Could you format every line of the entries below as a JSON list of strings, one string per line, with blank lines omitted?

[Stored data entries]
******
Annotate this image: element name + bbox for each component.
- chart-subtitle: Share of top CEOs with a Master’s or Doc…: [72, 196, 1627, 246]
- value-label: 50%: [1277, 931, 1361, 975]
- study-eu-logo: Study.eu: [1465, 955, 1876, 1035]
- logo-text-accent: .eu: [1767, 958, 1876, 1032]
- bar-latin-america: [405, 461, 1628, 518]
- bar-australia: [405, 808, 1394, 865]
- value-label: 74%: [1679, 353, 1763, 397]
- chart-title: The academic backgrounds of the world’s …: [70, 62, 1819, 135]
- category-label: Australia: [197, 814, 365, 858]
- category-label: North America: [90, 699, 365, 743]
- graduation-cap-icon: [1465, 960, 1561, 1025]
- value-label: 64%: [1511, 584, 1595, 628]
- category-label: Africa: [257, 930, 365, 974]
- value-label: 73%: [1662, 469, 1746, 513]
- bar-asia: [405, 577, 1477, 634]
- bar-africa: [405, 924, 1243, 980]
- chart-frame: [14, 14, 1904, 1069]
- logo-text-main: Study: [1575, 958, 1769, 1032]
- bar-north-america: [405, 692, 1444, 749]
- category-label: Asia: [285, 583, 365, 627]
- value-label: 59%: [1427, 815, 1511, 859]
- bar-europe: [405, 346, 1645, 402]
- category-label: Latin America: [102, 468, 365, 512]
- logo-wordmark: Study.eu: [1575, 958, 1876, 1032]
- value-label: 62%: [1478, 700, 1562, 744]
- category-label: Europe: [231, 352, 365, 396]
******
TASK RESULT:
[
  "Annotate this image: element name + bbox for each component.",
  "- chart-subtitle: Share of top CEOs with a Master’s or Doc…: [72, 196, 1627, 246]",
  "- value-label: 50%: [1277, 931, 1361, 975]",
  "- study-eu-logo: Study.eu: [1465, 955, 1876, 1035]",
  "- logo-text-accent: .eu: [1767, 958, 1876, 1032]",
  "- bar-latin-america: [405, 461, 1628, 518]",
  "- bar-australia: [405, 808, 1394, 865]",
  "- value-label: 74%: [1679, 353, 1763, 397]",
  "- chart-title: The academic backgrounds of the world’s …: [70, 62, 1819, 135]",
  "- category-label: Australia: [197, 814, 365, 858]",
  "- category-label: North America: [90, 699, 365, 743]",
  "- graduation-cap-icon: [1465, 960, 1561, 1025]",
  "- value-label: 64%: [1511, 584, 1595, 628]",
  "- category-label: Africa: [257, 930, 365, 974]",
  "- value-label: 73%: [1662, 469, 1746, 513]",
  "- bar-asia: [405, 577, 1477, 634]",
  "- bar-africa: [405, 924, 1243, 980]",
  "- chart-frame: [14, 14, 1904, 1069]",
  "- logo-text-main: Study: [1575, 958, 1769, 1032]",
  "- bar-north-america: [405, 692, 1444, 749]",
  "- category-label: Asia: [285, 583, 365, 627]",
  "- value-label: 59%: [1427, 815, 1511, 859]",
  "- bar-europe: [405, 346, 1645, 402]",
  "- category-label: Latin America: [102, 468, 365, 512]",
  "- logo-wordmark: Study.eu: [1575, 958, 1876, 1032]",
  "- value-label: 62%: [1478, 700, 1562, 744]",
  "- category-label: Europe: [231, 352, 365, 396]"
]